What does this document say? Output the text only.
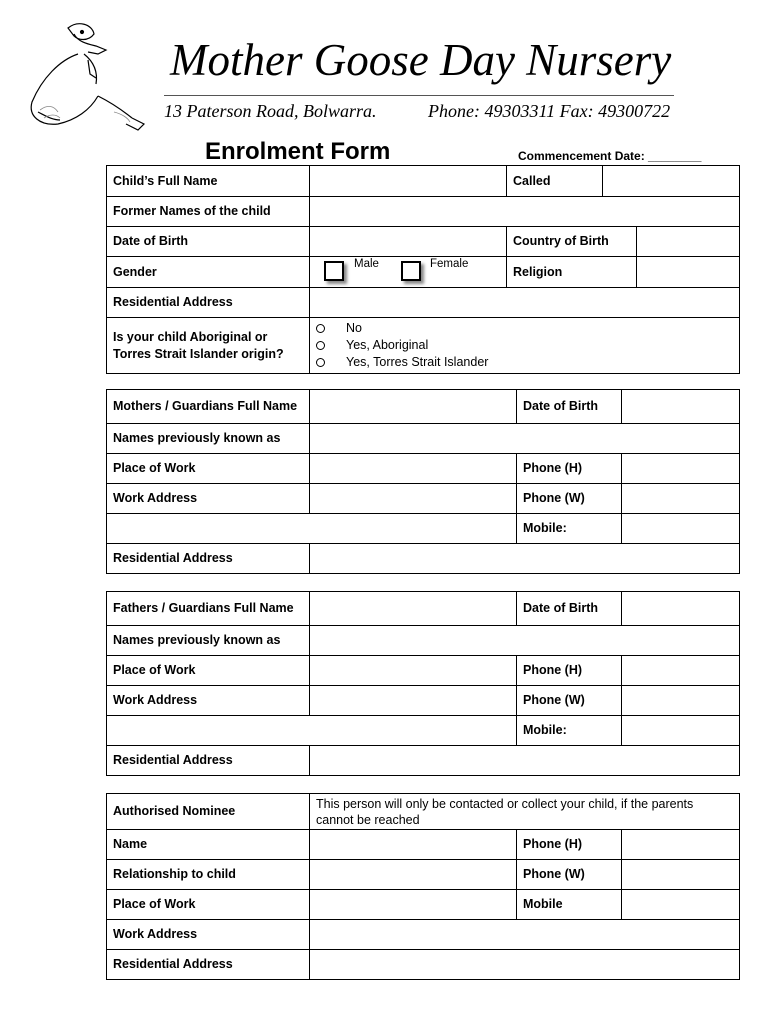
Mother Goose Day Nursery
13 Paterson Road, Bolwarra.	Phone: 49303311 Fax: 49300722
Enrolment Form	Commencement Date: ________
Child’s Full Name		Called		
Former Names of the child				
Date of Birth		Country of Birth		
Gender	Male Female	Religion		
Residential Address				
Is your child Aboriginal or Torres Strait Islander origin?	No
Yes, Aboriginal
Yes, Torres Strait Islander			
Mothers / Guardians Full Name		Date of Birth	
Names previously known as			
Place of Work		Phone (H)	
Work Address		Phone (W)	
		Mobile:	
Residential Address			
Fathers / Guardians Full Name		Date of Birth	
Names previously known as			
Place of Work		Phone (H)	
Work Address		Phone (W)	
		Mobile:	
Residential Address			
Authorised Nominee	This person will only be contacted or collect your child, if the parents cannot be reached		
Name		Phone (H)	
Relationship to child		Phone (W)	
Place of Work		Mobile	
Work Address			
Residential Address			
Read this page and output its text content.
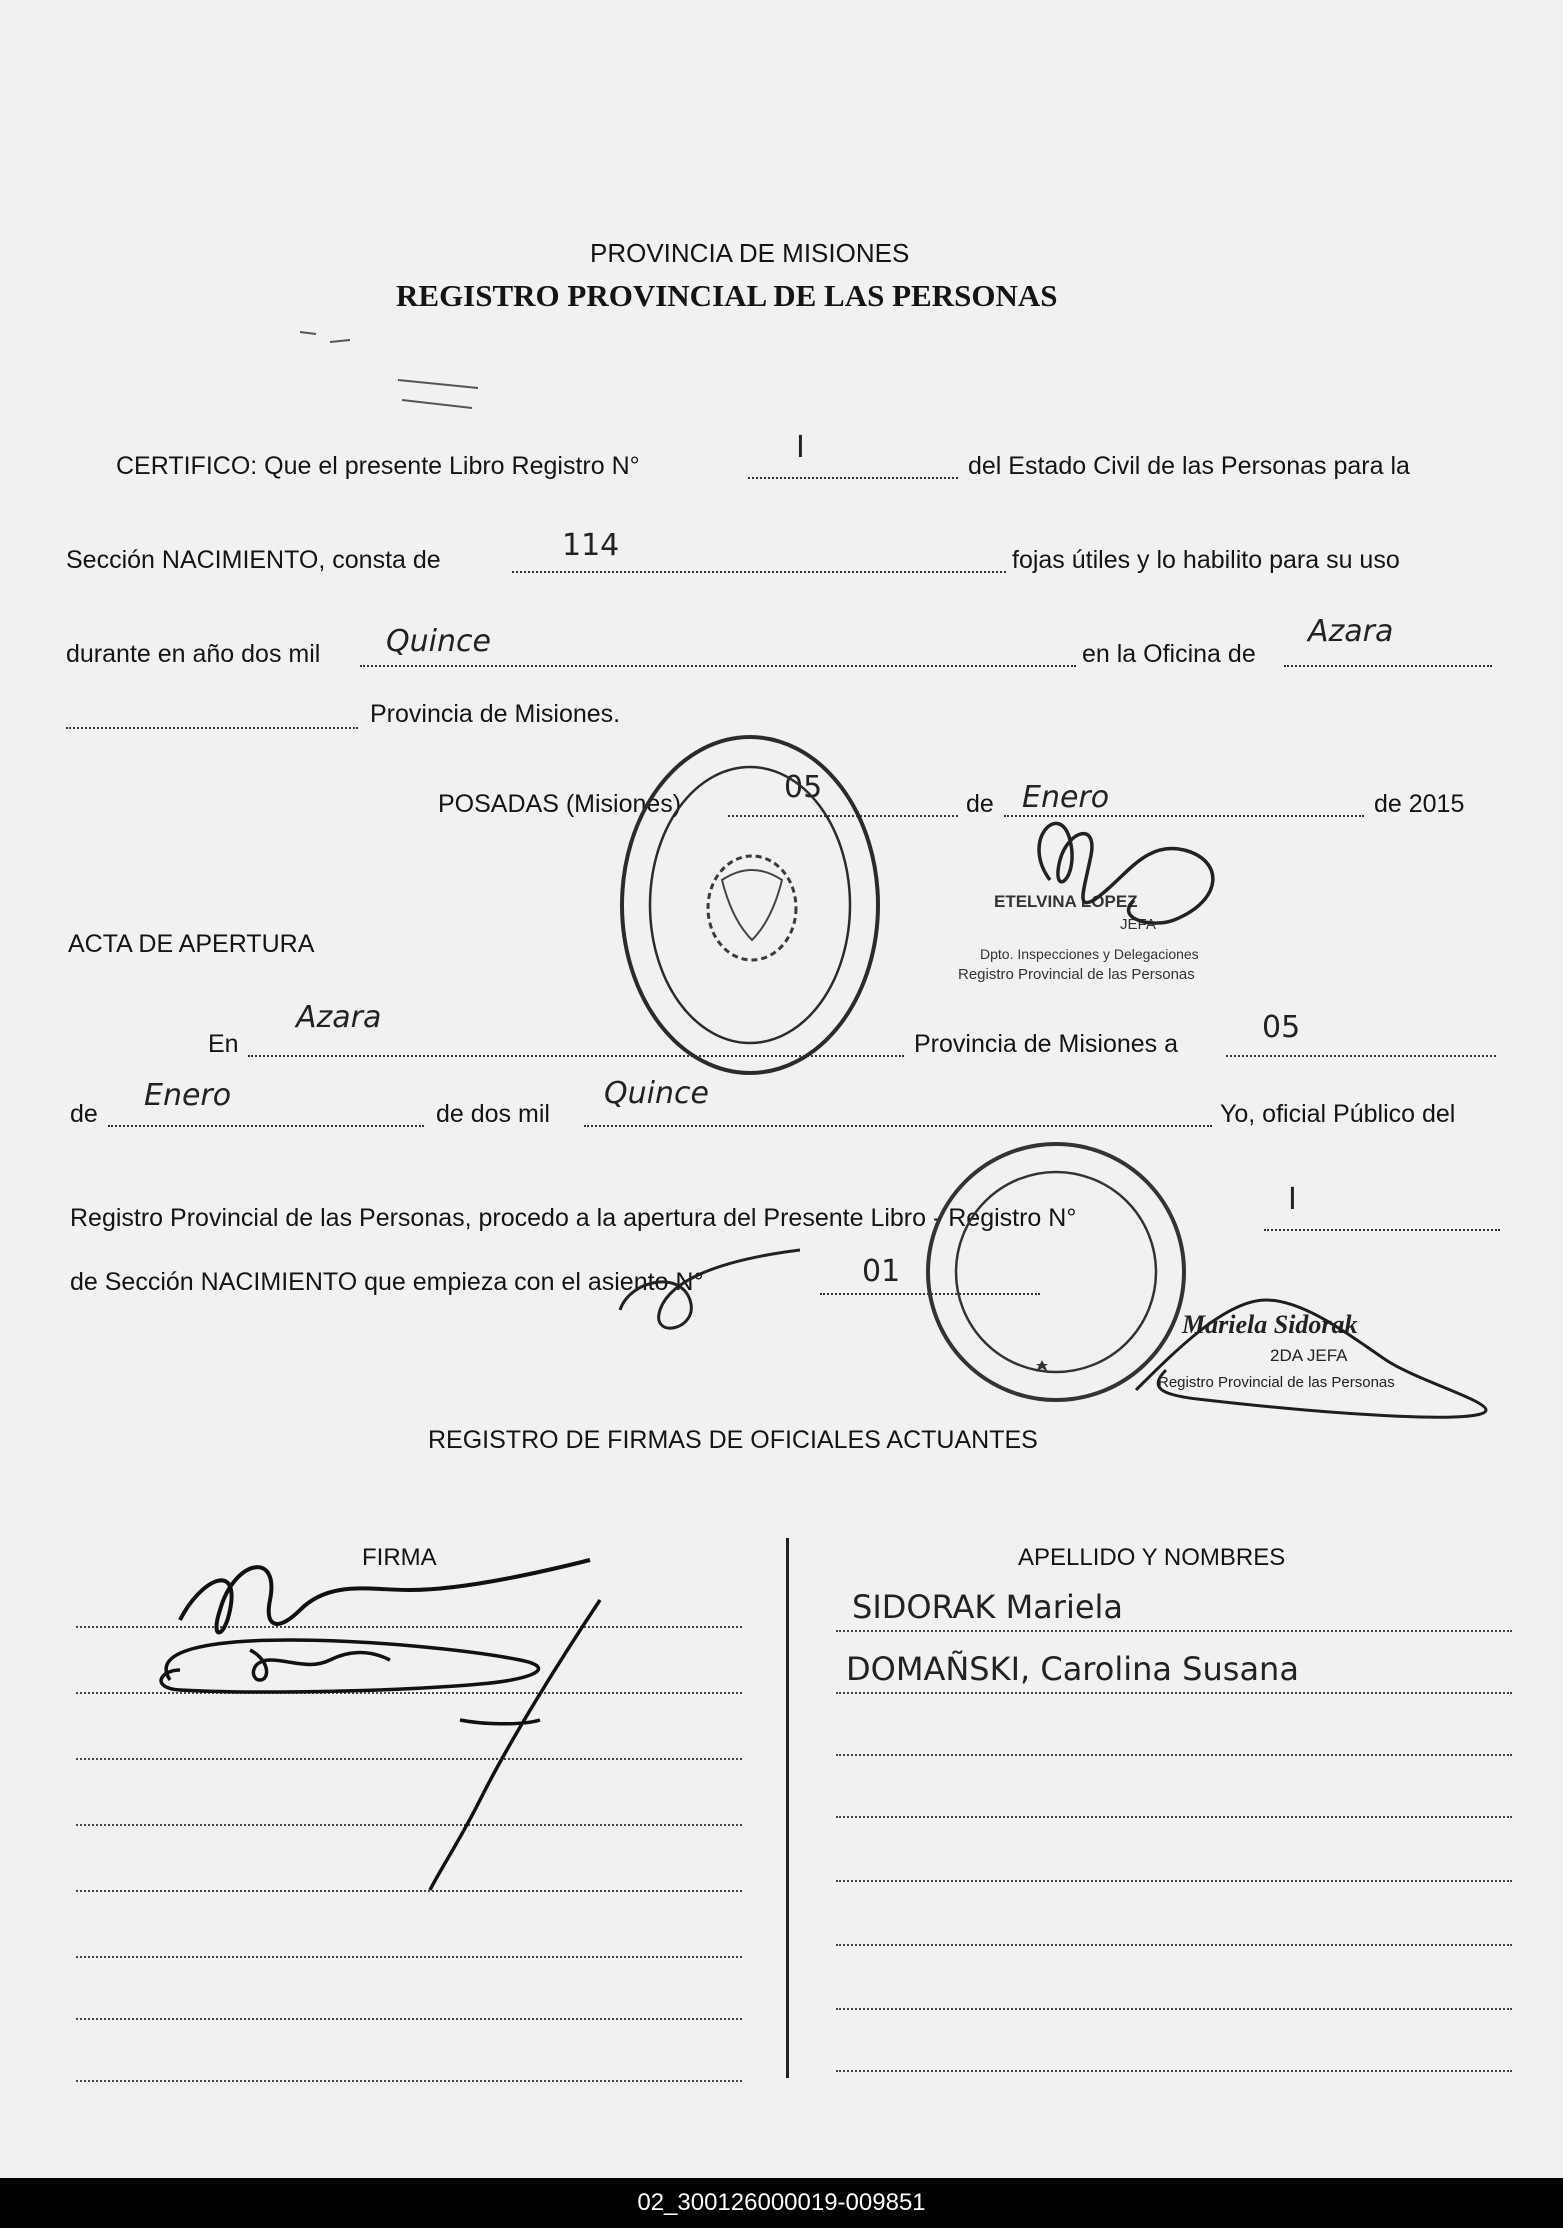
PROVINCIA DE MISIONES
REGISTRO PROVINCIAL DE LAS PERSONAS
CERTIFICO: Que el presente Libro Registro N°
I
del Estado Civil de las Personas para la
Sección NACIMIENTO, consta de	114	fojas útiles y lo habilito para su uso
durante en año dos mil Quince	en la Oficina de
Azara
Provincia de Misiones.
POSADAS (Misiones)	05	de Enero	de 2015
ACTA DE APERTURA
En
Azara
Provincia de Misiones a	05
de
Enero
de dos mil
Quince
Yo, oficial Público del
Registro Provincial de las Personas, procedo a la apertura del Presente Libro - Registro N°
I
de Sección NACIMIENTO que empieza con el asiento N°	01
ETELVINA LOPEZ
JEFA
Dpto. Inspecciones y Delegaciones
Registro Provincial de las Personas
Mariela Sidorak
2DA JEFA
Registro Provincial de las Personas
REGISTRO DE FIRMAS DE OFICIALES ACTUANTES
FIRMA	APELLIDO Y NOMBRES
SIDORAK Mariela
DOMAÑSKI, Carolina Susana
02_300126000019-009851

» Exercise objective
Go through the records and show every line with the string "Full" in it.

» Exercise answer
Child’s Full Name		Called		
Mothers / Guardians Full Name		Date of Birth	
Fathers / Guardians Full Name		Date of Birth	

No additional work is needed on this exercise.